**TASK BRIEF:** Repeat the records below exactly as they appear.

**TASK INPUT:**
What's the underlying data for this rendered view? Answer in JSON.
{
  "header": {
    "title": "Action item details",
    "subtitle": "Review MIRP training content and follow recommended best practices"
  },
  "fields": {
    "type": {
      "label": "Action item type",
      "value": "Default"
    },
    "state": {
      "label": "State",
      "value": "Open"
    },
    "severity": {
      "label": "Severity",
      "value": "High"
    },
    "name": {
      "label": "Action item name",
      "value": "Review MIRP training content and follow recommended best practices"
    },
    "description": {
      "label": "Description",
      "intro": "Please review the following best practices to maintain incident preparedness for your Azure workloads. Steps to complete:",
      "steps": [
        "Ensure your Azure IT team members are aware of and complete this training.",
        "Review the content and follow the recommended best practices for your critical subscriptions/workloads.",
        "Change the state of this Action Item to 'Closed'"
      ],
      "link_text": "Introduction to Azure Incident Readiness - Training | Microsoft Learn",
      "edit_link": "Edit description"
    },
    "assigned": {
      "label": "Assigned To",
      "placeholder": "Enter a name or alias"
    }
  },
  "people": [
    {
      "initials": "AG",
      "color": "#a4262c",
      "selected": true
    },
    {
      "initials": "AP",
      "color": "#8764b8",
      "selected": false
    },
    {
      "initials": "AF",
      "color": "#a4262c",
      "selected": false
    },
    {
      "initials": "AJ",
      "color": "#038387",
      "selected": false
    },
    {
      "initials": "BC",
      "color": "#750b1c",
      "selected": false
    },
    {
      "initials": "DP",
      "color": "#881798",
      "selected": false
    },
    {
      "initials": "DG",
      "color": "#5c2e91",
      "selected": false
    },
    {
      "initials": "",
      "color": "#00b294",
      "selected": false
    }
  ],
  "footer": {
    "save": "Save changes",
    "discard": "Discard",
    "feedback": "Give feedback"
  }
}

**RESPONSE TO THE EXERCISE:**
What's the underlying data for this rendered view? Answer in JSON.
{
  "header": {
    "title": "Action item details",
    "subtitle": "Review MIRP training content and follow recommended best practices"
  },
  "fields": {
    "type": {
      "label": "Action item type",
      "value": "Default"
    },
    "state": {
      "label": "State",
      "value": "Open"
    },
    "severity": {
      "label": "Severity",
      "value": "High"
    },
    "name": {
      "label": "Action item name",
      "value": "Review MIRP training content and follow recommended best practices"
    },
    "description": {
      "label": "Description",
      "intro": "Please review the following best practices to maintain incident preparedness for your Azure workloads. Steps to complete:",
      "steps": [
        "Ensure your Azure IT team members are aware of and complete this training.",
        "Review the content and follow the recommended best practices for your critical subscriptions/workloads.",
        "Change the state of this Action Item to 'Closed'"
      ],
      "link_text": "Introduction to Azure Incident Readiness - Training | Microsoft Learn",
      "edit_link": "Edit description"
    },
    "assigned": {
      "label": "Assigned To",
      "placeholder": "Enter a name or alias"
    }
  },
  "people": [
    {
      "initials": "AG",
      "color": "#a4262c",
      "selected": true
    },
    {
      "initials": "AP",
      "color": "#8764b8",
      "selected": false
    },
    {
      "initials": "AF",
      "color": "#a4262c",
      "selected": false
    },
    {
      "initials": "AJ",
      "color": "#038387",
      "selected": false
    },
    {
      "initials": "BC",
      "color": "#750b1c",
      "selected": false
    },
    {
      "initials": "DP",
      "color": "#881798",
      "selected": false
    },
    {
      "initials": "DG",
      "color": "#5c2e91",
      "selected": false
    },
    {
      "initials": "",
      "color": "#00b294",
      "selected": false
    }
  ],
  "footer": {
    "save": "Save changes",
    "discard": "Discard",
    "feedback": "Give feedback"
  }
}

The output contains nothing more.